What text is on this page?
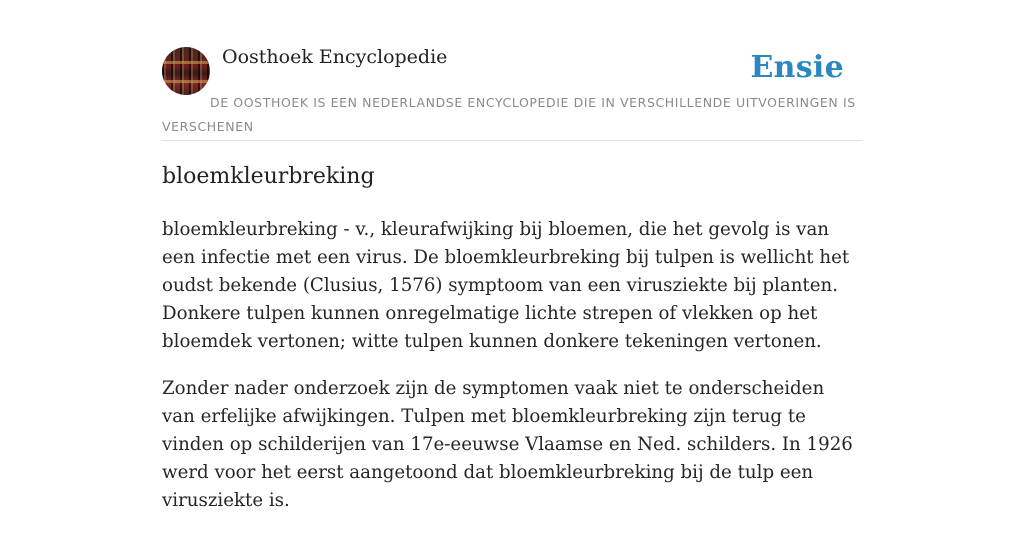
Oosthoek Encyclopedie	Ensie
DE OOSTHOEK IS EEN NEDERLANDSE ENCYCLOPEDIE DIE IN VERSCHILLENDE UITVOERINGEN IS VERSCHENEN
bloemkleurbreking

bloemkleurbreking - v., kleurafwijking bij bloemen, die het gevolg is van een infectie met een virus. De bloemkleurbreking bij tulpen is wellicht het oudst bekende (Clusius, 1576) symptoom van een virusziekte bij planten. Donkere tulpen kunnen onregelmatige lichte strepen of vlekken op het bloemdek vertonen; witte tulpen kunnen donkere tekeningen vertonen.

Zonder nader onderzoek zijn de symptomen vaak niet te onderscheiden van erfelijke afwijkingen. Tulpen met bloemkleurbreking zijn terug te vinden op schilderijen van 17e-eeuwse Vlaamse en Ned. schilders. In 1926 werd voor het eerst aangetoond dat bloemkleurbreking bij de tulp een virusziekte is.
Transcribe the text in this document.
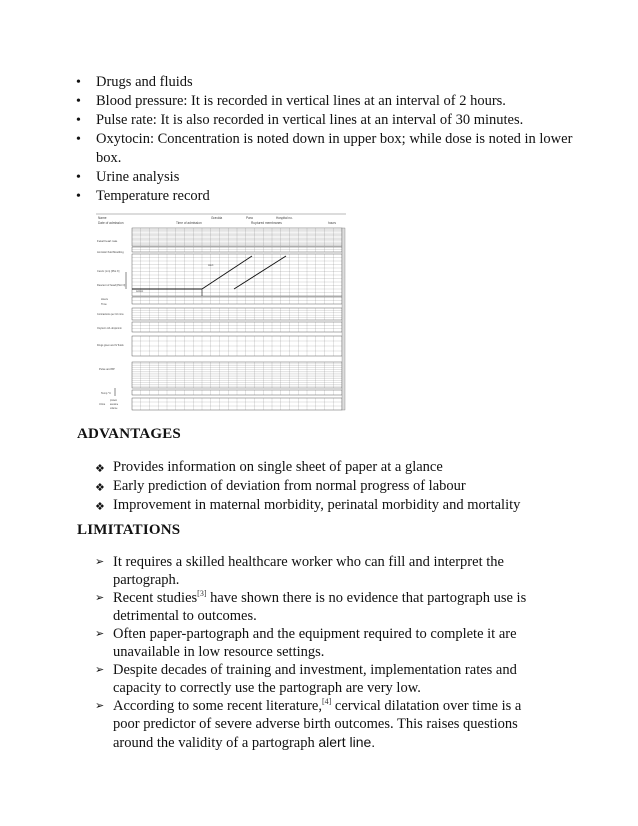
• Drugs and fluids
• Blood pressure: It is recorded in vertical lines at an interval of 2 hours.
• Pulse rate: It is also recorded in vertical lines at an interval of 30 minutes.
• Oxytocin: Concentration is noted down in upper box; while dose is noted in lower box.
• Urine analysis
• Temperature record
Name	Gravida	Para	Hospital no.
Date of admission	Time of admission	Ruptured membranes	hours
Fetal heart rate
Amniotic fluid Moulding
Cervix (cm) [Plot X]
Descent of head [Plot O]
Hours
Time
Contractions per 10 mins
Oxytocin U/L drops/min
Drugs given and IV fluids
Pulse and BP
Temp °C
protein
acetone
volume
Urine
Alert
Action
ADVANTAGES
❖ Provides information on single sheet of paper at a glance
❖ Early prediction of deviation from normal progress of labour
❖ Improvement in maternal morbidity, perinatal morbidity and mortality
LIMITATIONS
➢ It requires a skilled healthcare worker who can fill and interpret the partograph.
➢ Recent studies[3] have shown there is no evidence that partograph use is detrimental to outcomes.
➢ Often paper-partograph and the equipment required to complete it are unavailable in low resource settings.
➢ Despite decades of training and investment, implementation rates and capacity to correctly use the partograph are very low.
➢ According to some recent literature,[4] cervical dilatation over time is a poor predictor of severe adverse birth outcomes. This raises questions around the validity of a partograph alert line.
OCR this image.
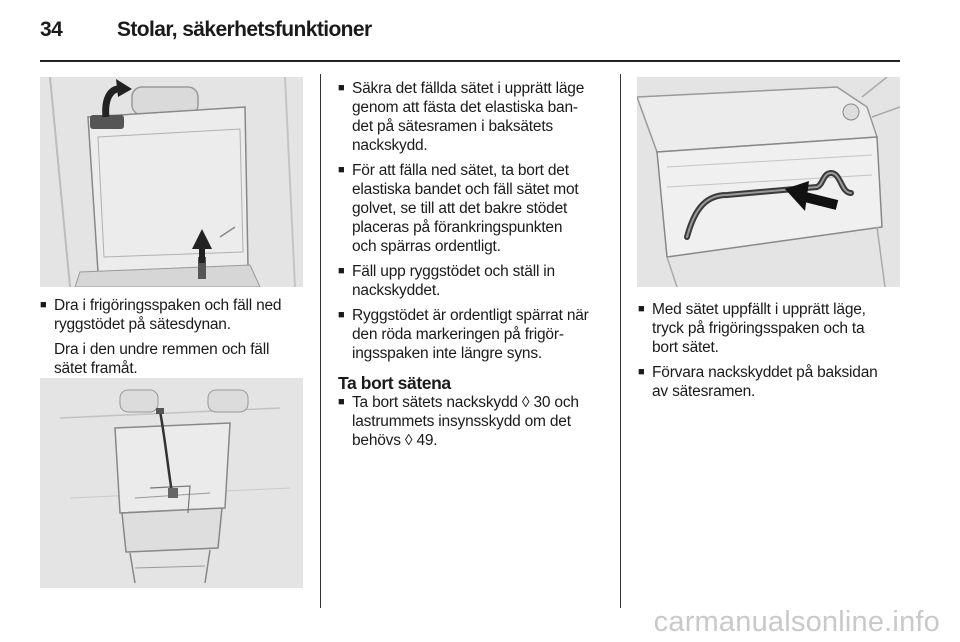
34	Stolar, säkerhetsfunktioner
■ Dra i frigöringsspaken och fäll ned
ryggstödet på sätesdynan.
Dra i den undre remmen och fäll
sätet framåt.
■ Säkra det fällda sätet i upprätt läge
genom att fästa det elastiska ban-
det på sätesramen i baksätets
nackskydd.
■ För att fälla ned sätet, ta bort det
elastiska bandet och fäll sätet mot
golvet, se till att det bakre stödet
placeras på förankringspunkten
och spärras ordentligt.
■ Fäll upp ryggstödet och ställ in
nackskyddet.
■ Ryggstödet är ordentligt spärrat när
den röda markeringen på frigör-
ingsspaken inte längre syns.
Ta bort sätena
■ Ta bort sätets nackskydd ◊ 30 och
lastrummets insynsskydd om det
behövs ◊ 49.
■ Med sätet uppfällt i upprätt läge,
tryck på frigöringsspaken och ta
bort sätet.
■ Förvara nackskyddet på baksidan
av sätesramen.
carmanualsonline.info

---

Pictures are to be left out, while the records are copied word for word.

What text is on this page?
Oosthoek Encyclopedie	Ensie
DE OOSTHOEK IS EEN NEDERLANDSE ENCYCLOPEDIE DIE IN VERSCHILLENDE UITVOERINGEN IS VERSCHENEN
bloemkleurbreking

bloemkleurbreking - v., kleurafwijking bij bloemen, die het gevolg is van een infectie met een virus. De bloemkleurbreking bij tulpen is wellicht het oudst bekende (Clusius, 1576) symptoom van een virusziekte bij planten. Donkere tulpen kunnen onregelmatige lichte strepen of vlekken op het bloemdek vertonen; witte tulpen kunnen donkere tekeningen vertonen.

Zonder nader onderzoek zijn de symptomen vaak niet te onderscheiden van erfelijke afwijkingen. Tulpen met bloemkleurbreking zijn terug te vinden op schilderijen van 17e-eeuwse Vlaamse en Ned. schilders. In 1926 werd voor het eerst aangetoond dat bloemkleurbreking bij de tulp een virusziekte is.
Transcribe the text in this document.
• Drugs and fluids
• Blood pressure: It is recorded in vertical lines at an interval of 2 hours.
• Pulse rate: It is also recorded in vertical lines at an interval of 30 minutes.
• Oxytocin: Concentration is noted down in upper box; while dose is noted in lower box.
• Urine analysis
• Temperature record
Name	Gravida	Para	Hospital no.
Date of admission	Time of admission	Ruptured membranes	hours
Fetal heart rate
Amniotic fluid Moulding
Cervix (cm) [Plot X]
Descent of head [Plot O]
Hours
Time
Contractions per 10 mins
Oxytocin U/L drops/min
Drugs given and IV fluids
Pulse and BP
Temp °C
protein
acetone
volume
Urine
Alert
Action
ADVANTAGES
❖ Provides information on single sheet of paper at a glance
❖ Early prediction of deviation from normal progress of labour
❖ Improvement in maternal morbidity, perinatal morbidity and mortality
LIMITATIONS
➢ It requires a skilled healthcare worker who can fill and interpret the partograph.
➢ Recent studies[3] have shown there is no evidence that partograph use is detrimental to outcomes.
➢ Often paper-partograph and the equipment required to complete it are unavailable in low resource settings.
➢ Despite decades of training and investment, implementation rates and capacity to correctly use the partograph are very low.
➢ According to some recent literature,[4] cervical dilatation over time is a poor predictor of severe adverse birth outcomes. This raises questions around the validity of a partograph alert line.
OCR this image.
34	Stolar, säkerhetsfunktioner
■ Dra i frigöringsspaken och fäll ned
ryggstödet på sätesdynan.
Dra i den undre remmen och fäll
sätet framåt.
■ Säkra det fällda sätet i upprätt läge
genom att fästa det elastiska ban-
det på sätesramen i baksätets
nackskydd.
■ För att fälla ned sätet, ta bort det
elastiska bandet och fäll sätet mot
golvet, se till att det bakre stödet
placeras på förankringspunkten
och spärras ordentligt.
■ Fäll upp ryggstödet och ställ in
nackskyddet.
■ Ryggstödet är ordentligt spärrat när
den röda markeringen på frigör-
ingsspaken inte längre syns.
Ta bort sätena
■ Ta bort sätets nackskydd ◊ 30 och
lastrummets insynsskydd om det
behövs ◊ 49.
■ Med sätet uppfällt i upprätt läge,
tryck på frigöringsspaken och ta
bort sätet.
■ Förvara nackskyddet på baksidan
av sätesramen.
carmanualsonline.info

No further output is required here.